WHAT NEEDS TO BE DONE ->
Would you quote every entry exactly, dropping only the pictures?

ENTRIES PROVIDED ->
════════

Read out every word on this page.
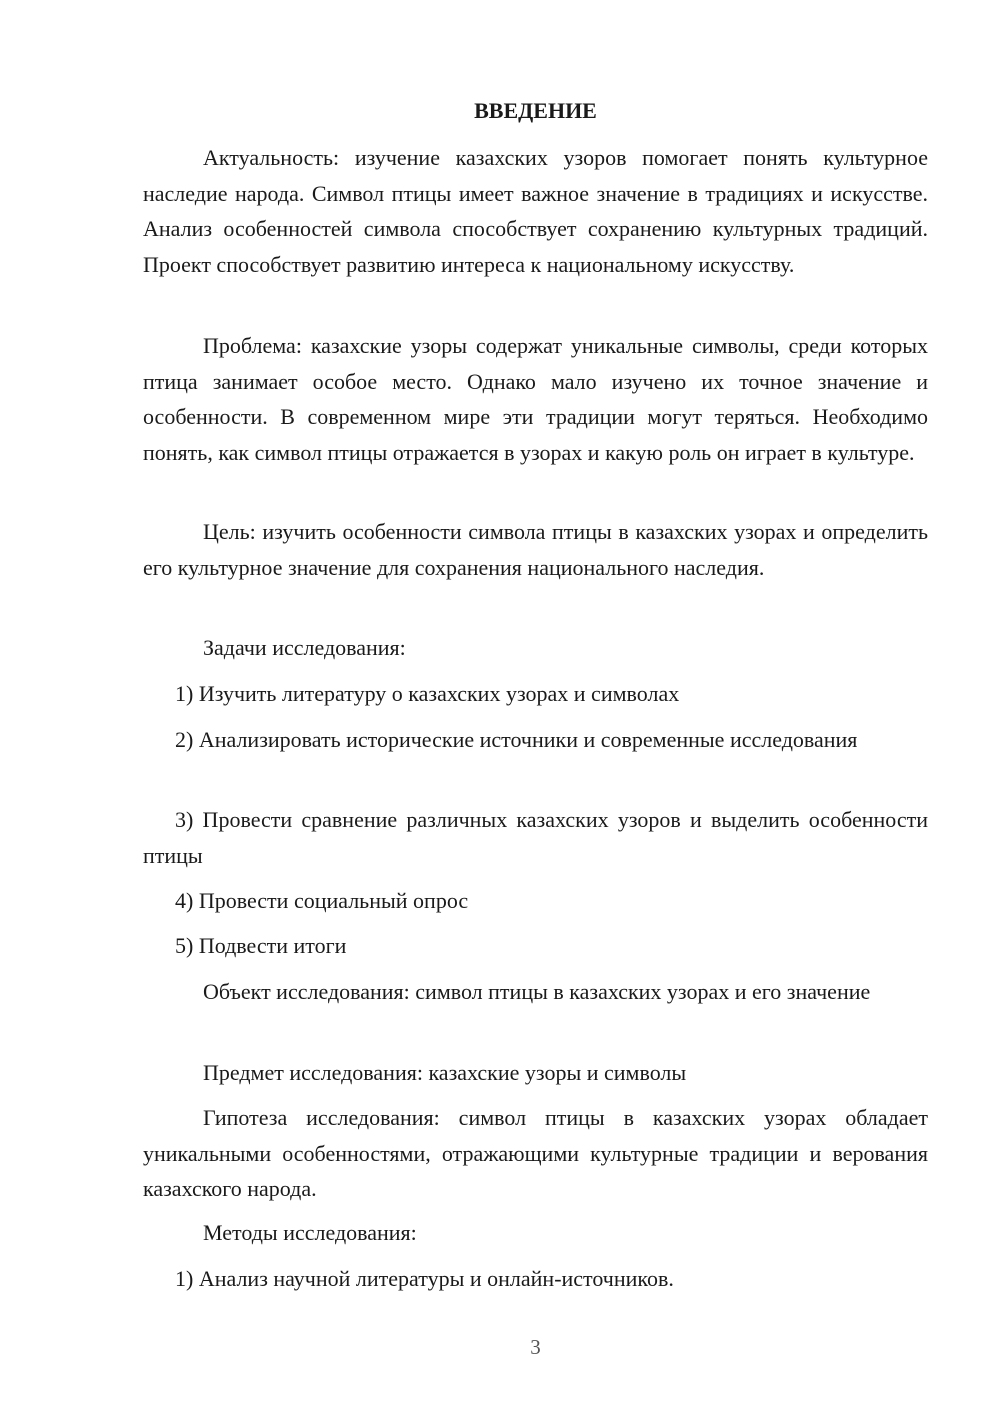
ВВЕДЕНИЕ

Актуальность: изучение казахских узоров помогает понять культурное наследие народа. Символ птицы имеет важное значение в традициях и искусстве. Анализ особенностей символа способствует сохранению культурных традиций. Проект способствует развитию интереса к национальному искусству.

Проблема: казахские узоры содержат уникальные символы, среди которых птица занимает особое место. Однако мало изучено их точное значение и особенности. В современном мире эти традиции могут теряться. Необходимо понять, как символ птицы отражается в узорах и какую роль он играет в культуре.

Цель: изучить особенности символа птицы в казахских узорах и определить его культурное значение для сохранения национального наследия.

Задачи исследования:

1) Изучить литературу о казахских узорах и символах

2) Анализировать исторические источники и современные исследования

3) Провести сравнение различных казахских узоров и выделить особенности птицы

4) Провести социальный опрос

5) Подвести итоги

Объект исследования: символ птицы в казахских узорах и его значение

Предмет исследования: казахские узоры и символы

Гипотеза исследования: символ птицы в казахских узорах обладает уникальными особенностями, отражающими культурные традиции и верования казахского народа.

Методы исследования:

1) Анализ научной литературы и онлайн-источников.

3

════════

EXERCISE OUTPUT ->
Read out every word on this page.
ВВЕДЕНИЕ

Актуальность: изучение казахских узоров помогает понять культурное наследие народа. Символ птицы имеет важное значение в традициях и искусстве. Анализ особенностей символа способствует сохранению культурных традиций. Проект способствует развитию интереса к национальному искусству.

Проблема: казахские узоры содержат уникальные символы, среди которых птица занимает особое место. Однако мало изучено их точное значение и особенности. В современном мире эти традиции могут теряться. Необходимо понять, как символ птицы отражается в узорах и какую роль он играет в культуре.

Цель: изучить особенности символа птицы в казахских узорах и определить его культурное значение для сохранения национального наследия.

Задачи исследования:

1) Изучить литературу о казахских узорах и символах

2) Анализировать исторические источники и современные исследования

3) Провести сравнение различных казахских узоров и выделить особенности птицы

4) Провести социальный опрос

5) Подвести итоги

Объект исследования: символ птицы в казахских узорах и его значение

Предмет исследования: казахские узоры и символы

Гипотеза исследования: символ птицы в казахских узорах обладает уникальными особенностями, отражающими культурные традиции и верования казахского народа.

Методы исследования:

1) Анализ научной литературы и онлайн-источников.

3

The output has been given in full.